Stored entries
## Start

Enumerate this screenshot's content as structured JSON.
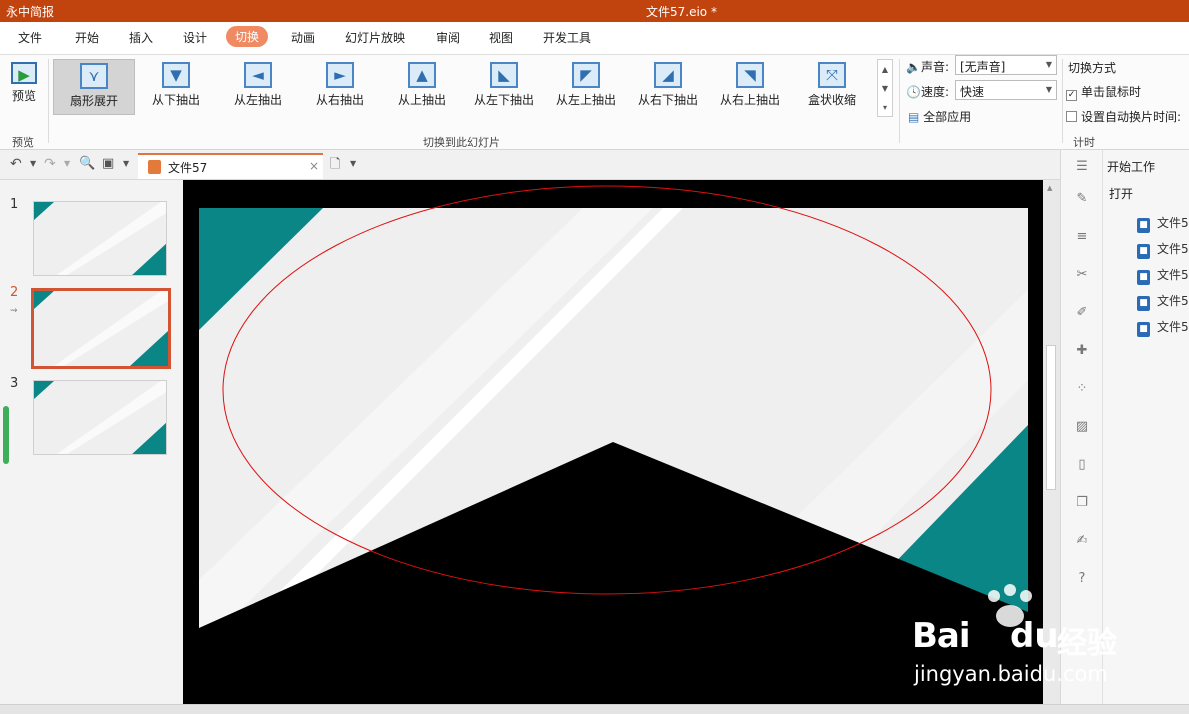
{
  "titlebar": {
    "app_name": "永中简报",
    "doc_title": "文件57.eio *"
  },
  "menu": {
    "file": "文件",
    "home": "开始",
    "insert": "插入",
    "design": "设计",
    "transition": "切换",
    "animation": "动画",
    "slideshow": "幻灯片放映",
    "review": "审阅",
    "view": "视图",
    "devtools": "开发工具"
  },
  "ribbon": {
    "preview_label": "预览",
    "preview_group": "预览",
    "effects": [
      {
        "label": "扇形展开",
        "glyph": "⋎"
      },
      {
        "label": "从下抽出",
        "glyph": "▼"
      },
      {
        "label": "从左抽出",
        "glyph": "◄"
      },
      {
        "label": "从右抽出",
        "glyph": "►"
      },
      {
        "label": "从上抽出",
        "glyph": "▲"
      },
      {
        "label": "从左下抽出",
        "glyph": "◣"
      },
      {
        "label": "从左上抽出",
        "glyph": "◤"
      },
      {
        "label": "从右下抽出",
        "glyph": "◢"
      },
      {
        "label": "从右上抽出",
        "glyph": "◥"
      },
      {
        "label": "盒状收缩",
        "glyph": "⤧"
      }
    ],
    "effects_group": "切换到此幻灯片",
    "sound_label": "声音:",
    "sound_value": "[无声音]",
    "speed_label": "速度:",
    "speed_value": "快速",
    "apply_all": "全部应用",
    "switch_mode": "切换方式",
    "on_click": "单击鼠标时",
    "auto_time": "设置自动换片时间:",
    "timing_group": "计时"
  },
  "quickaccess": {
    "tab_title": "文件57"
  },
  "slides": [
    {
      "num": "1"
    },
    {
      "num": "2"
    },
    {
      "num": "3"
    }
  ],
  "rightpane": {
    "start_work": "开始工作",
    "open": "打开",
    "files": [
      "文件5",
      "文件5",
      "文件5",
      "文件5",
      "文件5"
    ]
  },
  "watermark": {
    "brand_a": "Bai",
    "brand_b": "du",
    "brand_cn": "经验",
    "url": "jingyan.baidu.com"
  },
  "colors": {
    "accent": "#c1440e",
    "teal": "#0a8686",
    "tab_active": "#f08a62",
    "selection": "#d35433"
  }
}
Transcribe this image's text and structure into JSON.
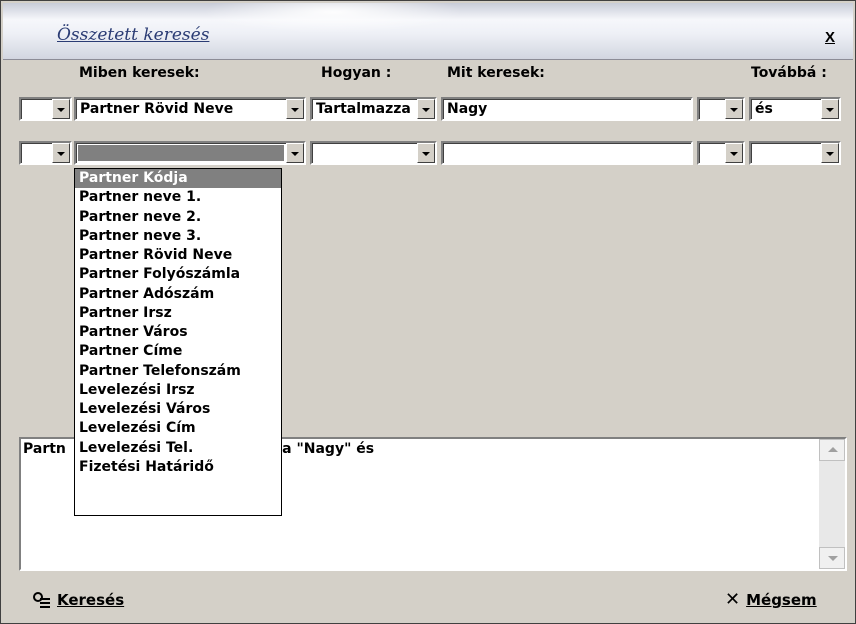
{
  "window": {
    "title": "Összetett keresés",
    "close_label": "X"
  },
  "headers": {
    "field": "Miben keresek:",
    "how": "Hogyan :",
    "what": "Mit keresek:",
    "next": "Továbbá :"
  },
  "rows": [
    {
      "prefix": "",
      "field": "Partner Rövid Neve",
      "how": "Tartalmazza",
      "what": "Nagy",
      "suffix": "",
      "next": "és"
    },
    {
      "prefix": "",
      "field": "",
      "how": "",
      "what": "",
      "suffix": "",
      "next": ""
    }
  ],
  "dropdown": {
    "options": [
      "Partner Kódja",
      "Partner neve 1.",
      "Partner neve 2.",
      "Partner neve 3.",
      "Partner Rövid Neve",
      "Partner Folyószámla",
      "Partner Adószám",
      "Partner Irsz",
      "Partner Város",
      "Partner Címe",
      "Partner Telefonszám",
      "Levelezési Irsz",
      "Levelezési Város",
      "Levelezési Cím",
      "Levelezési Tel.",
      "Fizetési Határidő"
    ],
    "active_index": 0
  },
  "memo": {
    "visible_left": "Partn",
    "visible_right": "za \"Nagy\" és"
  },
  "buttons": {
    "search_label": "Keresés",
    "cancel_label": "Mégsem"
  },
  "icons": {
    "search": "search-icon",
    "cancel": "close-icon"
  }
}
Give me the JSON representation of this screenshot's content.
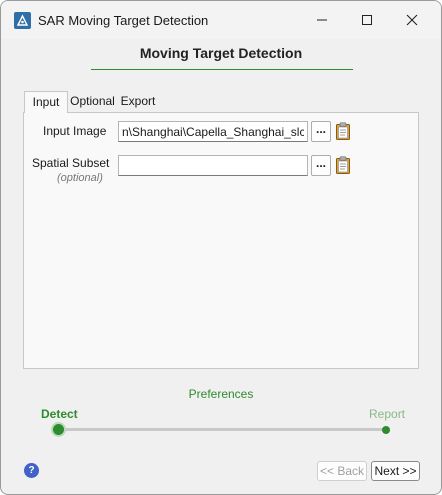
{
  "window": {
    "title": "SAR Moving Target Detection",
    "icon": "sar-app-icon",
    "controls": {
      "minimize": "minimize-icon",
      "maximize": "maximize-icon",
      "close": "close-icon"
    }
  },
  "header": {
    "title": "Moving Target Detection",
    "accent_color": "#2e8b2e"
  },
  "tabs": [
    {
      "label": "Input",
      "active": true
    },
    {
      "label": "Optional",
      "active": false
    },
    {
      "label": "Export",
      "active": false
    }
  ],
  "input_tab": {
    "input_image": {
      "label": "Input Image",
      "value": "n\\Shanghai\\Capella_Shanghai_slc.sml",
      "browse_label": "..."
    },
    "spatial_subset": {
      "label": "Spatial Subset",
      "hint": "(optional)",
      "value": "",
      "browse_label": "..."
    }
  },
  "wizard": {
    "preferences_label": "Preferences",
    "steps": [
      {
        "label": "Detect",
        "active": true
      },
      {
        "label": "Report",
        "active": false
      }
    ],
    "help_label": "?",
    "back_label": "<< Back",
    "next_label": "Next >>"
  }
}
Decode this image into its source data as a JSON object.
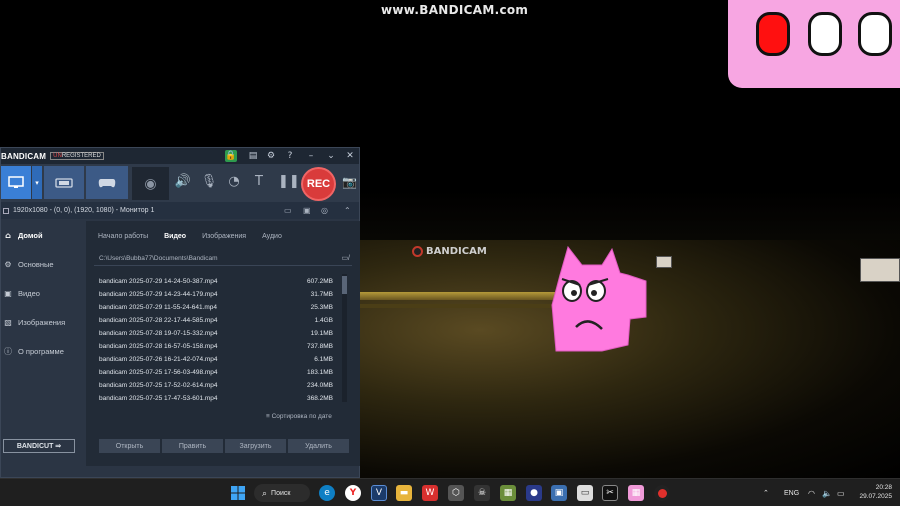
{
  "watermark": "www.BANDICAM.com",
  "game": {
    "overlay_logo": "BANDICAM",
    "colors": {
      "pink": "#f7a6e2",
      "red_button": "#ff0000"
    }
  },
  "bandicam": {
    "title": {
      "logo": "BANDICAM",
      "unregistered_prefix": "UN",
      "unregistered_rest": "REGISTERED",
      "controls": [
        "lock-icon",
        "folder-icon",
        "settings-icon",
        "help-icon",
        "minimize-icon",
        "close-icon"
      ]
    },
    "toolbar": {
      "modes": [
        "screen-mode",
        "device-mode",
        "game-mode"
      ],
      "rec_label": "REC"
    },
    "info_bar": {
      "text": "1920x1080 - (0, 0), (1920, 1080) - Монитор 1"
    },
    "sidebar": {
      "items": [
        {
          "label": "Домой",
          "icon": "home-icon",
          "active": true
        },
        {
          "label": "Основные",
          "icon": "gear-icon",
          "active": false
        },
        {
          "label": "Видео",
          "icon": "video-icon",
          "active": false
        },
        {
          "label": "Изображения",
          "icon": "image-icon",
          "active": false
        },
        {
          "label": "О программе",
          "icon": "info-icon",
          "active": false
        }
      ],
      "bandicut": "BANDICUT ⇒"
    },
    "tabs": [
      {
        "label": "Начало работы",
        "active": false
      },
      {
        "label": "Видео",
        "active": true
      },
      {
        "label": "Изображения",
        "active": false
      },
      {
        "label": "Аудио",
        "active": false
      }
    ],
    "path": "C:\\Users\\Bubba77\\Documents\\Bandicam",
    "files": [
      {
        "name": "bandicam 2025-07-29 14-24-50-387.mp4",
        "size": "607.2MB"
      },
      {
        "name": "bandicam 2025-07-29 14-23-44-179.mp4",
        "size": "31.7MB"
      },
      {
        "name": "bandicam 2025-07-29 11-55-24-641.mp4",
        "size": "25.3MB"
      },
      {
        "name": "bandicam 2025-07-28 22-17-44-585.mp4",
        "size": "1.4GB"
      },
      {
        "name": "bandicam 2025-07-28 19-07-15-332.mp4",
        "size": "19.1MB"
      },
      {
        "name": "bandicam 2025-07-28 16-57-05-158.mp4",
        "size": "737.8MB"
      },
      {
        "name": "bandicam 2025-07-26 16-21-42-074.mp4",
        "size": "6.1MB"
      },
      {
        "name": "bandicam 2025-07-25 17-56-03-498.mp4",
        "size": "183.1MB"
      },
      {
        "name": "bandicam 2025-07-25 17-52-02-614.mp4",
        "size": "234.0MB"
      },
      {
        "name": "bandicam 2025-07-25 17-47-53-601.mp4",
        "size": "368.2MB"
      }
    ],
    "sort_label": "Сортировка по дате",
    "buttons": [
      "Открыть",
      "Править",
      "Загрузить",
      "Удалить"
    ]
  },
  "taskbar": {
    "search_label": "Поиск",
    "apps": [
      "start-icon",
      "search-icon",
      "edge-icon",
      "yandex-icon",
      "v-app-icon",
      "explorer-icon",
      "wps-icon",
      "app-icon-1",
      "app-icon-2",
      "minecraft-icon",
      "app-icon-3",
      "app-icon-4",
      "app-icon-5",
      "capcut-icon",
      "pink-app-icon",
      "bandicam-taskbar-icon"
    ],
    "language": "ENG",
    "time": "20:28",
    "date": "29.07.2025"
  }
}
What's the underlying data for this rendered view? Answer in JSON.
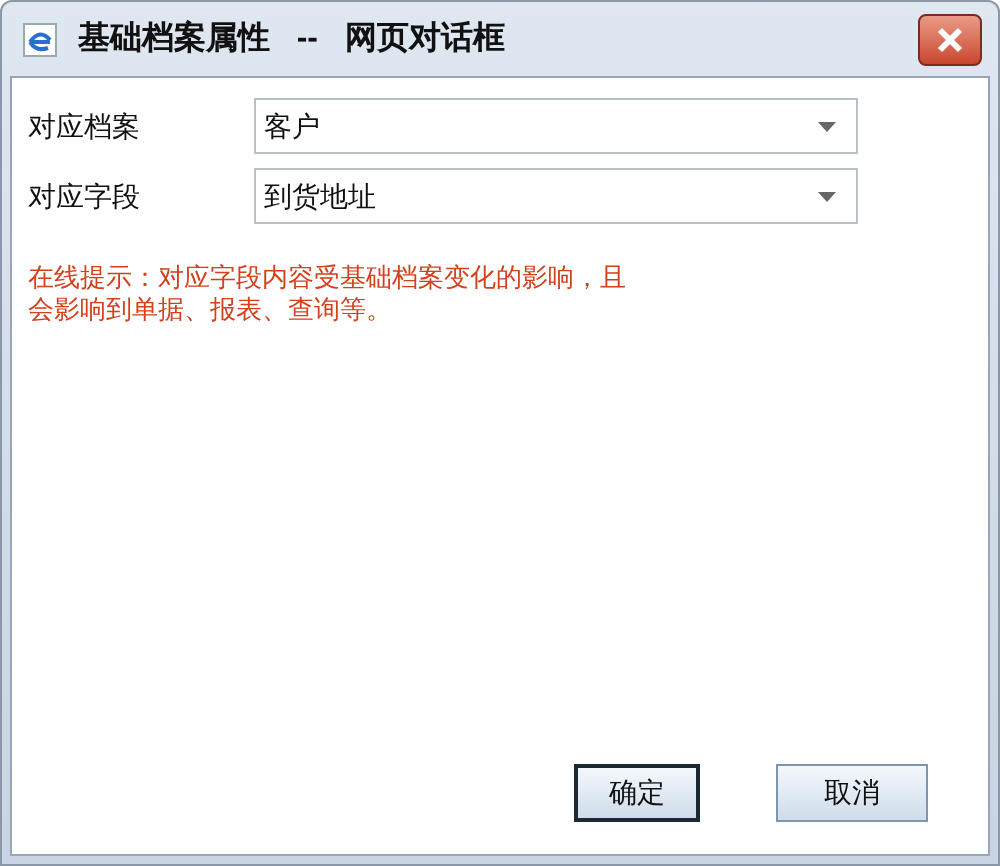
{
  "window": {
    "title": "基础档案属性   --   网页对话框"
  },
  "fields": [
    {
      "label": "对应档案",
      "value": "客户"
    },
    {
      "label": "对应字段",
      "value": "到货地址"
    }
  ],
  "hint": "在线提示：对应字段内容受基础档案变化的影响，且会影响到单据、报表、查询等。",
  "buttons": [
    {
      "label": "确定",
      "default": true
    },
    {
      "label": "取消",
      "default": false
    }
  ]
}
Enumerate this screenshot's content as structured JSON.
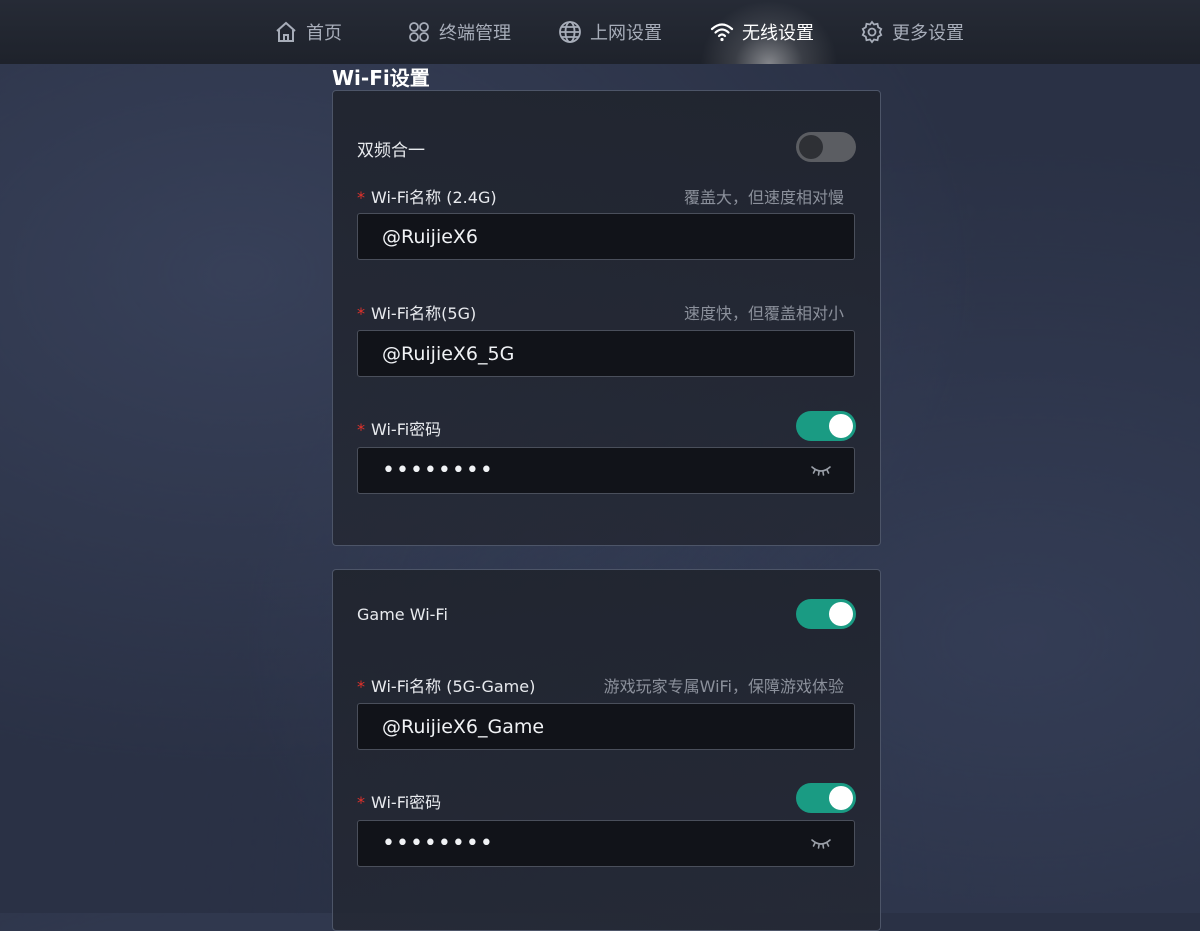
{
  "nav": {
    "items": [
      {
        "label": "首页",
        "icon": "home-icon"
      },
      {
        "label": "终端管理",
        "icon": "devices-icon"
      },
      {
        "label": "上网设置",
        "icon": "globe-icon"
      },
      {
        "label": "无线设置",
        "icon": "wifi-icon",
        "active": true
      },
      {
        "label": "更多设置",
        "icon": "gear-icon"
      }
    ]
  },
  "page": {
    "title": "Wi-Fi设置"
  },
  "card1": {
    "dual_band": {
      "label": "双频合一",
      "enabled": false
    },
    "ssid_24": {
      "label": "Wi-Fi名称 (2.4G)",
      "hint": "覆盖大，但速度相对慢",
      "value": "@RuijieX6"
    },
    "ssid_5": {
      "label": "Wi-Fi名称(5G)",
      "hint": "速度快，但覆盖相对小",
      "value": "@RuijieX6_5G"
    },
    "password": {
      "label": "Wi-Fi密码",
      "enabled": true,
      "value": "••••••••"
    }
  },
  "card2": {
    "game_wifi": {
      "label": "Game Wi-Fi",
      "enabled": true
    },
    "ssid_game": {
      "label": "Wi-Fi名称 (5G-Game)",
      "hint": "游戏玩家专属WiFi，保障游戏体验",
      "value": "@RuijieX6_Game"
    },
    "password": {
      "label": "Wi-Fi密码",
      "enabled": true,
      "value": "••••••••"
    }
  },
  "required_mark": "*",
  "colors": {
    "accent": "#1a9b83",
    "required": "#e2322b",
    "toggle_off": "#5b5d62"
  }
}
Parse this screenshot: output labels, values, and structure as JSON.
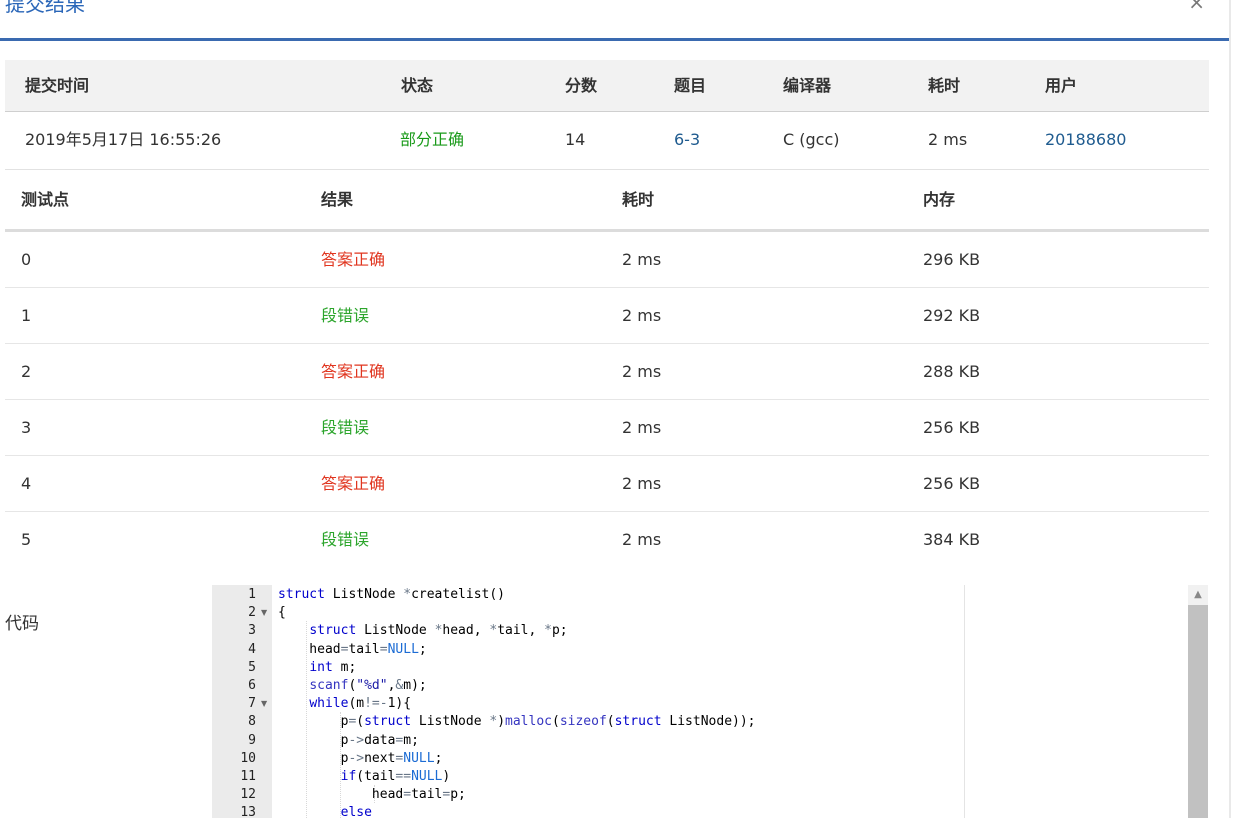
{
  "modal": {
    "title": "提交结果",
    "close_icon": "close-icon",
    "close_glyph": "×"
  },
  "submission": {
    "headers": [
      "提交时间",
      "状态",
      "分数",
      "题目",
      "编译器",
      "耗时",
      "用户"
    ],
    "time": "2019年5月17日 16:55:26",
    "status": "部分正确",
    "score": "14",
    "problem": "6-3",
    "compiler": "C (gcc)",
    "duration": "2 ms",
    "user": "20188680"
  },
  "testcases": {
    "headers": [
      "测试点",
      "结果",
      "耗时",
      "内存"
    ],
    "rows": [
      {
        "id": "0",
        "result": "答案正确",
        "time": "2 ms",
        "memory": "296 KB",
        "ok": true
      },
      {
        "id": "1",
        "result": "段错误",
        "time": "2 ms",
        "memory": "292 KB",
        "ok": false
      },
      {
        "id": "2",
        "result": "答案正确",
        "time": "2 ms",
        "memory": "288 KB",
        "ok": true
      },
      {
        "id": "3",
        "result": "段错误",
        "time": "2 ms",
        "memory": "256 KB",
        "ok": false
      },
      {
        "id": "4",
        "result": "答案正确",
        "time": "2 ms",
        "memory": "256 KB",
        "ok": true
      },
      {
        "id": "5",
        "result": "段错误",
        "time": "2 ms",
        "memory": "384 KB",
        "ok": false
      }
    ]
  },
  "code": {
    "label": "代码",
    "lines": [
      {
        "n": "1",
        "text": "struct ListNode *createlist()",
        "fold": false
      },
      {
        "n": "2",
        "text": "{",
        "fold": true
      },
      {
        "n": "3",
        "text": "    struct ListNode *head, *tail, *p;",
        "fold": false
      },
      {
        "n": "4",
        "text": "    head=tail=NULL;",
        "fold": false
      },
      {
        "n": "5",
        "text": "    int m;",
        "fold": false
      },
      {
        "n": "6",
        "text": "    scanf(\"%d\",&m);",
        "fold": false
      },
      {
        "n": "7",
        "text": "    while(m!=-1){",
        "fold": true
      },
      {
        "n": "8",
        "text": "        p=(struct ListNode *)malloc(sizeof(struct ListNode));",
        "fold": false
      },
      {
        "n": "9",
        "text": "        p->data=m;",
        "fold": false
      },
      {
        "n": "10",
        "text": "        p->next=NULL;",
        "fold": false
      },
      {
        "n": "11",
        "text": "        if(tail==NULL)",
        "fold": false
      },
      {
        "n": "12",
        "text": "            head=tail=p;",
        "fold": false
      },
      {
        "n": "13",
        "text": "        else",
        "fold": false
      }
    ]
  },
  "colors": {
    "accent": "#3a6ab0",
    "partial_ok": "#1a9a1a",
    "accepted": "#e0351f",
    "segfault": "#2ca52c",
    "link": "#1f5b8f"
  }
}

## End

Task brief: Pull out all lines of the data with the string "Moving".

Final answer:
    "title": "SAR Moving Target Detection",
    "title": "Moving Target Detection",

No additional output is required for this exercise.